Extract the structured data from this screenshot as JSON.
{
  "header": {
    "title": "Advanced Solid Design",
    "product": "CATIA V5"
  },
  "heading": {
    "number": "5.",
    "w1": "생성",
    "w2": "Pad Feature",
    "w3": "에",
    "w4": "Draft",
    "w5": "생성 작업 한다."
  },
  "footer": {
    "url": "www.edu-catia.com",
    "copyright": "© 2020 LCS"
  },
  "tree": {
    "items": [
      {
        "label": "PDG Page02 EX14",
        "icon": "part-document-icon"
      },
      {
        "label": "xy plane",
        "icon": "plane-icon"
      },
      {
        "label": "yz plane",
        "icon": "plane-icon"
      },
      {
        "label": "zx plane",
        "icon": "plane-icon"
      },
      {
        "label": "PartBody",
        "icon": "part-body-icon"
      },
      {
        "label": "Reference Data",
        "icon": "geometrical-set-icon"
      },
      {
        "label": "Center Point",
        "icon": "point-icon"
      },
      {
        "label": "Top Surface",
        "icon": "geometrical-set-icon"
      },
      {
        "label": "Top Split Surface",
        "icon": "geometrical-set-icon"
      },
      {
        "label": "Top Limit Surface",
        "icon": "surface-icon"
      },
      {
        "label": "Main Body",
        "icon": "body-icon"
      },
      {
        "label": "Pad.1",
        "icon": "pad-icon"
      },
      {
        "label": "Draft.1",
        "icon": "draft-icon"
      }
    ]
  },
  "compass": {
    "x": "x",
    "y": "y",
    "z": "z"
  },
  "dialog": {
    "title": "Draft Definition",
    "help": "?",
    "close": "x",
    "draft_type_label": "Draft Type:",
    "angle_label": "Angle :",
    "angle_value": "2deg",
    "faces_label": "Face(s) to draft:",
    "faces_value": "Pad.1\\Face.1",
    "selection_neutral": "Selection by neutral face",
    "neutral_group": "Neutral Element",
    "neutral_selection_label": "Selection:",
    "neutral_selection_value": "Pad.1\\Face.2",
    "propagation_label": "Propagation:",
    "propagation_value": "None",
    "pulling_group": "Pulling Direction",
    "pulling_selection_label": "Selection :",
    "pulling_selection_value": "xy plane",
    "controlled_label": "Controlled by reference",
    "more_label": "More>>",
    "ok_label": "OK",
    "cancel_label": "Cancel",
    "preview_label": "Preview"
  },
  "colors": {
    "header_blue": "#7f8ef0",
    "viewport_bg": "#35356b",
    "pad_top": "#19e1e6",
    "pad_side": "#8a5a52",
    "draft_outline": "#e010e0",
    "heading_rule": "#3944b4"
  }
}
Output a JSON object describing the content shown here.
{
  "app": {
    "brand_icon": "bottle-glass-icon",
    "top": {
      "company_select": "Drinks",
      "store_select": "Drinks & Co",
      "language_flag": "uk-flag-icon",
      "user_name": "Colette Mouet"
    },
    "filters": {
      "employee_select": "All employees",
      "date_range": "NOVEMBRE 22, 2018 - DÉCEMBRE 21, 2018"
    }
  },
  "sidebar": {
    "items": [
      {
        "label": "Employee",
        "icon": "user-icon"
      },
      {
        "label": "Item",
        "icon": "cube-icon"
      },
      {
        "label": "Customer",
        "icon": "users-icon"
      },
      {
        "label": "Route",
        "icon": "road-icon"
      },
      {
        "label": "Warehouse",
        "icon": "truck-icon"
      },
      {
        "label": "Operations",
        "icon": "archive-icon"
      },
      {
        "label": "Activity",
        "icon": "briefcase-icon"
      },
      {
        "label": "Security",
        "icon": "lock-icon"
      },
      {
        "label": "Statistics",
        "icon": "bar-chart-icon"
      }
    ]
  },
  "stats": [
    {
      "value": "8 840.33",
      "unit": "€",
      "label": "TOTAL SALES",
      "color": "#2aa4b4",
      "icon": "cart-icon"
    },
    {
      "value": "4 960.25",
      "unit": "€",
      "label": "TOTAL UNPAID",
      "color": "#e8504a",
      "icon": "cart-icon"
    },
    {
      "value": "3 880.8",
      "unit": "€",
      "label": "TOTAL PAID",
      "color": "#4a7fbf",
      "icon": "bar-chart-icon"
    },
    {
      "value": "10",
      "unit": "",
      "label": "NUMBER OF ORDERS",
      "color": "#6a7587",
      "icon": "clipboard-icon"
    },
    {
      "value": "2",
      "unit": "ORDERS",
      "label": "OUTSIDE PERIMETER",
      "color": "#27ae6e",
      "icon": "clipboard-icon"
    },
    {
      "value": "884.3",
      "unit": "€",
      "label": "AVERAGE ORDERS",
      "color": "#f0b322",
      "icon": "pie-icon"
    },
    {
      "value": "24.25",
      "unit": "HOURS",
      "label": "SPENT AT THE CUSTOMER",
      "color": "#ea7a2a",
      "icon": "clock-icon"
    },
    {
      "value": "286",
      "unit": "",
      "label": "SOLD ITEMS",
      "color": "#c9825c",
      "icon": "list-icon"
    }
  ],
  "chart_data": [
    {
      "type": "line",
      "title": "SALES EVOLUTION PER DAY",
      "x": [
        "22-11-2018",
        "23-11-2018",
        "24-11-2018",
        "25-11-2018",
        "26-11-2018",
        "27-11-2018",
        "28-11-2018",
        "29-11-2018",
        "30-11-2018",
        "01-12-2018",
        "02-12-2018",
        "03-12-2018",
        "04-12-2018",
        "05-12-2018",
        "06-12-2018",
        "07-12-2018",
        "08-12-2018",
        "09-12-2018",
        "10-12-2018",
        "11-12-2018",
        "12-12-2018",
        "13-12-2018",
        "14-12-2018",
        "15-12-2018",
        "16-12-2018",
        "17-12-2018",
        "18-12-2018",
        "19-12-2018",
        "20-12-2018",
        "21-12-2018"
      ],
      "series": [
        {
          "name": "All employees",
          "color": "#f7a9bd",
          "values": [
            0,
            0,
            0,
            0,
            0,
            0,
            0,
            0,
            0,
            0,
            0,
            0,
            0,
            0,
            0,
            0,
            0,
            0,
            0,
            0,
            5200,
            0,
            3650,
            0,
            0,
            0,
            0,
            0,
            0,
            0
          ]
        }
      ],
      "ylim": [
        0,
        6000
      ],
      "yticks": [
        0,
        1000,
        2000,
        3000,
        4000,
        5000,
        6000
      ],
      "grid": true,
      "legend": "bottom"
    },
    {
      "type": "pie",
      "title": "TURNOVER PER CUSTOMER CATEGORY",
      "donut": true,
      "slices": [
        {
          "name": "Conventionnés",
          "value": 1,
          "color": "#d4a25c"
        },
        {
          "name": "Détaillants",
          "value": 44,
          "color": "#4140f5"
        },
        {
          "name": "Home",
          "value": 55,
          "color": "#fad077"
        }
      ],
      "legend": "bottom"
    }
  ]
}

****

== Brief ==
Give the count of lines containing "plane", with no added text.

== Written reply ==
7